▶ [PROBLEM TO SOLVE]: Scan the records below. List lines holding "JSON".

▶ [EXERCISE MATERIALS]:
┏━━

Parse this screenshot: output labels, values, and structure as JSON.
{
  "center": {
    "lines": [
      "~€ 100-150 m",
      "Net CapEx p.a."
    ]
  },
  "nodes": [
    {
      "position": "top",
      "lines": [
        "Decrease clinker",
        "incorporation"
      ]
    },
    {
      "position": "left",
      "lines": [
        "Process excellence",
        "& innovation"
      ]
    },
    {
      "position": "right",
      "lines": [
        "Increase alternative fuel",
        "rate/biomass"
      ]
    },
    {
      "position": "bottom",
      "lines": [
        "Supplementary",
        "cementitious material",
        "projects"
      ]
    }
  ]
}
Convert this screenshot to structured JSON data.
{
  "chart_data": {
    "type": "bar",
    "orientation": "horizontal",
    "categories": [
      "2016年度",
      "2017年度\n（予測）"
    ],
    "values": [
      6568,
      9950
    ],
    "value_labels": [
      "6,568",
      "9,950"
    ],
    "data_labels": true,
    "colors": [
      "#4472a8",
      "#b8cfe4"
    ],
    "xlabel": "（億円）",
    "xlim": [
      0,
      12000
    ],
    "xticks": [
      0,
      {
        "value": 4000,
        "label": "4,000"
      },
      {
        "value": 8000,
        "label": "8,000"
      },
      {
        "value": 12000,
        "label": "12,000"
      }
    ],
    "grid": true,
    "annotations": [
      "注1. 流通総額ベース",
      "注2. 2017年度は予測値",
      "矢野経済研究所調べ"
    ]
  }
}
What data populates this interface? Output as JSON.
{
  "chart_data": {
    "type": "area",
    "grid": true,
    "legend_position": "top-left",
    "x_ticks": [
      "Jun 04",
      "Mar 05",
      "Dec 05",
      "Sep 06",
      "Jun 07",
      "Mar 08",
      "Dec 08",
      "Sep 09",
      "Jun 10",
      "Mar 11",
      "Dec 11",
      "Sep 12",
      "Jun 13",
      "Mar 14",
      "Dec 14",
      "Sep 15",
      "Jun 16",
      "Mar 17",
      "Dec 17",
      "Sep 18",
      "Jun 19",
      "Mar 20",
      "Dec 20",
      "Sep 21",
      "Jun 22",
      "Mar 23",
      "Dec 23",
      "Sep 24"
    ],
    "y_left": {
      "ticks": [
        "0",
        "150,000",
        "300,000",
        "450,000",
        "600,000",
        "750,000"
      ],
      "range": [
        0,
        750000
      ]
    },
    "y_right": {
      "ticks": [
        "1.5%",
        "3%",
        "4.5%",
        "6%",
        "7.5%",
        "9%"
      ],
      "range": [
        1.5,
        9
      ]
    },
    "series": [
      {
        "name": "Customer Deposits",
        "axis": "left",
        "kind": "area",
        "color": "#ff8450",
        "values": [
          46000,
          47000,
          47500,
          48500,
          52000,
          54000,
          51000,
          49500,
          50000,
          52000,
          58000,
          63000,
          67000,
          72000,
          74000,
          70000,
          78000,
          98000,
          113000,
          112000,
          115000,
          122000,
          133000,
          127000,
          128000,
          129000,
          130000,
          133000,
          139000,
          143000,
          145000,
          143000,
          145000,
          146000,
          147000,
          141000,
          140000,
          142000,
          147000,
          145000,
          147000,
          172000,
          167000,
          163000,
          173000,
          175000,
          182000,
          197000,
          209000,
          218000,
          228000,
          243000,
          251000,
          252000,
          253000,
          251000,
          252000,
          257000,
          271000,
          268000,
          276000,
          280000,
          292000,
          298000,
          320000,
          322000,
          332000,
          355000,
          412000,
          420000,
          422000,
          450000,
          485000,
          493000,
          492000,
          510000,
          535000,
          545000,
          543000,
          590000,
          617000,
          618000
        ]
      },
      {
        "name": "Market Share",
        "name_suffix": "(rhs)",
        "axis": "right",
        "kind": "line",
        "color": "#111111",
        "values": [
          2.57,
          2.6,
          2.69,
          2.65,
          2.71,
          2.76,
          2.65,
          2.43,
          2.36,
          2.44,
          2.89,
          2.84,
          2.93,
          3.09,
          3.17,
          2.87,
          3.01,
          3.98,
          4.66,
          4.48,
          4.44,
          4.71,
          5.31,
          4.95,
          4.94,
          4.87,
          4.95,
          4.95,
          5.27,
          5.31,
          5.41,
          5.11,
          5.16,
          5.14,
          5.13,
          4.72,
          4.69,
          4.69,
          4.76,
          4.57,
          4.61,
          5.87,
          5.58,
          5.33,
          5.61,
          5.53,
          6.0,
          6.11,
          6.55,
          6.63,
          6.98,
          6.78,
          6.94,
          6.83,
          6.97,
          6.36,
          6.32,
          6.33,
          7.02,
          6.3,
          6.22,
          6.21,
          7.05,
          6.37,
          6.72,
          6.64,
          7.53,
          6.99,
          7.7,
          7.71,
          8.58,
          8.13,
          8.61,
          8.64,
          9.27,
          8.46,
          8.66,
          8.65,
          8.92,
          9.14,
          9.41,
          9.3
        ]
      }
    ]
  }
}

┗━━

▶ [WRITTEN REPLY]:
Parse this screenshot: output labels, values, and structure as JSON.
Convert this screenshot to structured JSON data.
What data populates this interface? Output as JSON.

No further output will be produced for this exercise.